» **Exercise**:
Look below for the line with "OCR this image.", and from there restate every line word for word until the entries end.

» **Entries shown**:
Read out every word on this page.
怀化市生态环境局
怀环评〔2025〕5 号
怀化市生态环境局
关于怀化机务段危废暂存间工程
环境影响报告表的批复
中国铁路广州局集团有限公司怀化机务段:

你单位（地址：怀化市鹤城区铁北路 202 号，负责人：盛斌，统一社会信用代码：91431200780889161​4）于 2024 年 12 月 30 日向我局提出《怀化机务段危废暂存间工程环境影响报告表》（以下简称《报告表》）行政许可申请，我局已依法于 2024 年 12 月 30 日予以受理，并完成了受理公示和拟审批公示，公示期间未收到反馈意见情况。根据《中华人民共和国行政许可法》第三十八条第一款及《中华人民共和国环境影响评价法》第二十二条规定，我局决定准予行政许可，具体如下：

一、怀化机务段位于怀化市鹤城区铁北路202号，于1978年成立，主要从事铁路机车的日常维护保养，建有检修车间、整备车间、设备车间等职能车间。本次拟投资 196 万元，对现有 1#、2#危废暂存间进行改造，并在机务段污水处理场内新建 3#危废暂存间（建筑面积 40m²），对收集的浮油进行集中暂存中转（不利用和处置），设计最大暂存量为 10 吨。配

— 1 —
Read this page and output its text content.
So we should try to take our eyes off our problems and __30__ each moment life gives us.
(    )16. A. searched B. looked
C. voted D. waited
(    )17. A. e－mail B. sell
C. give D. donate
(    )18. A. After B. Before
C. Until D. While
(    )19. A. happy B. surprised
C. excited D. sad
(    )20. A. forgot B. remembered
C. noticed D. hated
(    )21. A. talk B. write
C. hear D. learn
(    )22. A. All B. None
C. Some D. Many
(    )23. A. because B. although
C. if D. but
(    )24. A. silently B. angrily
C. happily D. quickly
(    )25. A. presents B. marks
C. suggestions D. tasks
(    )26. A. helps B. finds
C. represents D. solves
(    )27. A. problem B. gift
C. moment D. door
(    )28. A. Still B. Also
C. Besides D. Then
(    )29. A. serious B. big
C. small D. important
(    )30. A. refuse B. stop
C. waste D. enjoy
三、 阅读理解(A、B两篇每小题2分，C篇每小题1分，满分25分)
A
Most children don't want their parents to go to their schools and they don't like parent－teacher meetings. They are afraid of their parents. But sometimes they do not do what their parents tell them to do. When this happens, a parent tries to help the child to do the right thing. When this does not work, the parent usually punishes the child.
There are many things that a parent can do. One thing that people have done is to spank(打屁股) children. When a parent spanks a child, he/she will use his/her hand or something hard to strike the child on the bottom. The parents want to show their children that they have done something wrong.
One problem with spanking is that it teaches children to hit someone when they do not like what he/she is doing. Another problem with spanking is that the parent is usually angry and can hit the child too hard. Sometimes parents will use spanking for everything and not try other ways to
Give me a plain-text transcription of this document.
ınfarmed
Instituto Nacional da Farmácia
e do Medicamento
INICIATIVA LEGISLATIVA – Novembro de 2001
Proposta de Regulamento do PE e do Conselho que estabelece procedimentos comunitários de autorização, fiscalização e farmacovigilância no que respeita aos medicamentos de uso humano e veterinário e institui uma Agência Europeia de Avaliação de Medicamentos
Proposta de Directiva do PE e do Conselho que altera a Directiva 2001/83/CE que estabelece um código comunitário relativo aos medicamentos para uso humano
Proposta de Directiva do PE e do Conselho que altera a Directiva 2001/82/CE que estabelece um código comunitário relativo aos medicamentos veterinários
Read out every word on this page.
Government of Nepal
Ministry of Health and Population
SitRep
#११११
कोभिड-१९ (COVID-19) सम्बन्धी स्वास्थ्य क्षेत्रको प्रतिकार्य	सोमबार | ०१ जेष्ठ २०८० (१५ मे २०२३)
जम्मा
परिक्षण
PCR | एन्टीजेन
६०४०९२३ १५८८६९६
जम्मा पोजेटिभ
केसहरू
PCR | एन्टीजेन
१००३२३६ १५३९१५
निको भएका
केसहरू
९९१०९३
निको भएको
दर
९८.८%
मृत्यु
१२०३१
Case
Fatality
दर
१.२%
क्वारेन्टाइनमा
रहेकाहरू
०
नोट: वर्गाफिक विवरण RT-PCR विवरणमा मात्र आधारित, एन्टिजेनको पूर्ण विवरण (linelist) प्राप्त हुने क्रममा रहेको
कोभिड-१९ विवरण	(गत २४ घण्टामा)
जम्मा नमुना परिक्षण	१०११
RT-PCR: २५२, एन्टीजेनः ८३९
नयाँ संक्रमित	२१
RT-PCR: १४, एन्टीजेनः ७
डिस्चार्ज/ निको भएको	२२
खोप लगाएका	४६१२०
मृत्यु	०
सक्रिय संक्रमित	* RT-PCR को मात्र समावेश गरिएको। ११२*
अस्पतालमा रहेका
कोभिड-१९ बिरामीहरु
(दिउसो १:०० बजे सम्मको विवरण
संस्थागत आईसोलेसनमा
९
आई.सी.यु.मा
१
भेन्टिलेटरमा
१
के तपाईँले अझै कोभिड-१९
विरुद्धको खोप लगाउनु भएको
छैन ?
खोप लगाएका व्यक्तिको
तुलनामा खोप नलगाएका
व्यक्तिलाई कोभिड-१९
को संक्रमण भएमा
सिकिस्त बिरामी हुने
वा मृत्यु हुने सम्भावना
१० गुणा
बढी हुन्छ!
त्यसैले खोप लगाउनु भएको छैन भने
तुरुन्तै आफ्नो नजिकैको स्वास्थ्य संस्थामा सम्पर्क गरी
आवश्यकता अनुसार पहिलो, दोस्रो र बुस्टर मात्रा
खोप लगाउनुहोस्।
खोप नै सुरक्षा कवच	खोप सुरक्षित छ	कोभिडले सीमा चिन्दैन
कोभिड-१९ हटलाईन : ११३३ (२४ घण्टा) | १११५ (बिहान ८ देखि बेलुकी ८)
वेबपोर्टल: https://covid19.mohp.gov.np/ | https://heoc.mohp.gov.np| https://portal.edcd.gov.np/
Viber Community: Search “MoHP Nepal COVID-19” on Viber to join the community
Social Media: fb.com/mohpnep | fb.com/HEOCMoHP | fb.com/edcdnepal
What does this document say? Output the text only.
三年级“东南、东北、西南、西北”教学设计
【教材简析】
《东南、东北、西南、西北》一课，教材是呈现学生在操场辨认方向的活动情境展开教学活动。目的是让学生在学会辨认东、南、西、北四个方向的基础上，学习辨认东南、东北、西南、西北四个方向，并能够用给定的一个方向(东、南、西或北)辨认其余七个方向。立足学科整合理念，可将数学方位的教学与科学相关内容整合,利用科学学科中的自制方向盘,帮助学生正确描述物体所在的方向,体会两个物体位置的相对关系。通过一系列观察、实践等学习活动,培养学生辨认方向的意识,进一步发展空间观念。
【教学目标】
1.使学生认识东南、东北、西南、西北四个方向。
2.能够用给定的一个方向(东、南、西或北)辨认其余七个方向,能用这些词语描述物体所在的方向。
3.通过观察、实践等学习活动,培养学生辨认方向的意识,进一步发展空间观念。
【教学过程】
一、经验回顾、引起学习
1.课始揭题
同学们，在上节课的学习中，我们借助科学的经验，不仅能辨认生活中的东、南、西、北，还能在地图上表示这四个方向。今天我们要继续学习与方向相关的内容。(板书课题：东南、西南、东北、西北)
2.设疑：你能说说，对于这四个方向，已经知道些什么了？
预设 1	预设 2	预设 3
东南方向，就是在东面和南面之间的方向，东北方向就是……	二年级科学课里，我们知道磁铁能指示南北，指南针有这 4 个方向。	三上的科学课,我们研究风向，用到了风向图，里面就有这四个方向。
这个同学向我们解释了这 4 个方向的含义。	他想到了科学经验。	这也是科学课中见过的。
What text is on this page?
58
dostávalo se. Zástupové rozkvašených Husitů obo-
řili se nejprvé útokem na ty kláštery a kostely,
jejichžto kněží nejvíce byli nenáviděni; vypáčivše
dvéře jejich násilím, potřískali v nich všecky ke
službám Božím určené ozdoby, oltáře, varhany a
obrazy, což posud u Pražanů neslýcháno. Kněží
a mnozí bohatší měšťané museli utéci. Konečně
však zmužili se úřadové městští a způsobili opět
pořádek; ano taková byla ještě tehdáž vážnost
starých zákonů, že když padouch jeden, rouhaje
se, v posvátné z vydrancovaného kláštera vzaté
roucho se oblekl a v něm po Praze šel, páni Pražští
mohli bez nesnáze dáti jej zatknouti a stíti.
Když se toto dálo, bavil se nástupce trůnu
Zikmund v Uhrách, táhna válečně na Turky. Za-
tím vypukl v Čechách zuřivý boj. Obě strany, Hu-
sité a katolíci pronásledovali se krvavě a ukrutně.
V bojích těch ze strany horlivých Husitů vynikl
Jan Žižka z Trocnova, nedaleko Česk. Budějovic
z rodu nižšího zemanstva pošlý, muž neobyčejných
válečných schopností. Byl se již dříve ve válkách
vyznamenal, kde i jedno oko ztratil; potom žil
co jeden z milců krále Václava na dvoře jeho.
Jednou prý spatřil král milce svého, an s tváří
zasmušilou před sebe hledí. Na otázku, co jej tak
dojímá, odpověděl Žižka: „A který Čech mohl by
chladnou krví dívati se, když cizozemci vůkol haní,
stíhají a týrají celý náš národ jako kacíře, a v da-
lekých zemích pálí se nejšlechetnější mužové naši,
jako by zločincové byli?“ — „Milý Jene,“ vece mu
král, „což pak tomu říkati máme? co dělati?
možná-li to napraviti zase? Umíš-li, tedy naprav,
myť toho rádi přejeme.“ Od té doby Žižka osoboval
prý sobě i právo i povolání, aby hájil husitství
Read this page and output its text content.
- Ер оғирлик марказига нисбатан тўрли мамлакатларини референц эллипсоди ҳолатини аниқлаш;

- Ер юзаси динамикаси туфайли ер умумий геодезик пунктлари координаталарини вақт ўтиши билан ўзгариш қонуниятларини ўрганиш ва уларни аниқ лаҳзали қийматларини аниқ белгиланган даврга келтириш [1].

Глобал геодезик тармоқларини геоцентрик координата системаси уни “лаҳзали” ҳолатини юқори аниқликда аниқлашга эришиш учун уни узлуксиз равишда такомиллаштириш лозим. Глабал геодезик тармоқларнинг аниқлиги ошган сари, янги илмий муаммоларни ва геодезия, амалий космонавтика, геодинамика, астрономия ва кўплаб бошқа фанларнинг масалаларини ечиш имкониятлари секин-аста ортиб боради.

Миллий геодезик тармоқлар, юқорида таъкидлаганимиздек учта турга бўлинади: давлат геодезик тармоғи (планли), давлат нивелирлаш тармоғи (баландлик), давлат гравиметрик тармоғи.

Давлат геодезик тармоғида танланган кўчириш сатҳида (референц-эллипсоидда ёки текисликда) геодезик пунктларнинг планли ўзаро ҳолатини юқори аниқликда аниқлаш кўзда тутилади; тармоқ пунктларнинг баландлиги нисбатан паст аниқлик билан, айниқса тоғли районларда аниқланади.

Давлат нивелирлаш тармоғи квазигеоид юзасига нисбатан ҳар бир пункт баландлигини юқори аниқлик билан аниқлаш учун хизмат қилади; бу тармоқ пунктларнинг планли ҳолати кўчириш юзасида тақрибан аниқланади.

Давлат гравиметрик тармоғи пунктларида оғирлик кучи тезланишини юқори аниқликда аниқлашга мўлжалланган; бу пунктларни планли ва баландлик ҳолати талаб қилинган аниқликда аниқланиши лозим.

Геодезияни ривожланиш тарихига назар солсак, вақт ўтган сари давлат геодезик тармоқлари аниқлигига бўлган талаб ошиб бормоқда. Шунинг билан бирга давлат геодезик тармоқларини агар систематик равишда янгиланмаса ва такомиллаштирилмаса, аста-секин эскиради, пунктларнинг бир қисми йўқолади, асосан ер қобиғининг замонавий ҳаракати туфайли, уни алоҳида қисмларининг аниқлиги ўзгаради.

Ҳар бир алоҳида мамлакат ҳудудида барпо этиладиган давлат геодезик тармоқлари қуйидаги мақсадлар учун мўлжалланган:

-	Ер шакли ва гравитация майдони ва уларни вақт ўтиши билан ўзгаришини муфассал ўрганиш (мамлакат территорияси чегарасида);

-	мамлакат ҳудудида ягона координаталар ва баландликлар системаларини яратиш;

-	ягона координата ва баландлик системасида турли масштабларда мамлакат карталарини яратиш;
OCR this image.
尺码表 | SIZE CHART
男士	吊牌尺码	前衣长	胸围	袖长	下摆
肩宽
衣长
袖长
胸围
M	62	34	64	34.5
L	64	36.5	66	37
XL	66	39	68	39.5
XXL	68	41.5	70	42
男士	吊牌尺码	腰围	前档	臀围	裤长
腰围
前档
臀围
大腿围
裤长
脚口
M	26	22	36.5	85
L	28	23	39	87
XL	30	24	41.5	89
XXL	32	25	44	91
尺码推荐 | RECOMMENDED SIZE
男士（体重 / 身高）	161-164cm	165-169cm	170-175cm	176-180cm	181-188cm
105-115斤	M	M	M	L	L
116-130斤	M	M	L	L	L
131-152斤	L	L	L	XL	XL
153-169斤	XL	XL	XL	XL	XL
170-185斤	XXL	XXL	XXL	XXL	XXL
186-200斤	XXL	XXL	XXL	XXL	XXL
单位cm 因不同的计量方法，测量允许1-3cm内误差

» **Response below**:
OCR this image.
尺码表 | SIZE CHART
男士	吊牌尺码	前衣长	胸围	袖长	下摆
肩宽
衣长
袖长
胸围
M	62	34	64	34.5
L	64	36.5	66	37
XL	66	39	68	39.5
XXL	68	41.5	70	42
男士	吊牌尺码	腰围	前档	臀围	裤长
腰围
前档
臀围
大腿围
裤长
脚口
M	26	22	36.5	85
L	28	23	39	87
XL	30	24	41.5	89
XXL	32	25	44	91
尺码推荐 | RECOMMENDED SIZE
男士（体重 / 身高）	161-164cm	165-169cm	170-175cm	176-180cm	181-188cm
105-115斤	M	M	M	L	L
116-130斤	M	M	L	L	L
131-152斤	L	L	L	XL	XL
153-169斤	XL	XL	XL	XL	XL
170-185斤	XXL	XXL	XXL	XXL	XXL
186-200斤	XXL	XXL	XXL	XXL	XXL
单位cm 因不同的计量方法，测量允许1-3cm内误差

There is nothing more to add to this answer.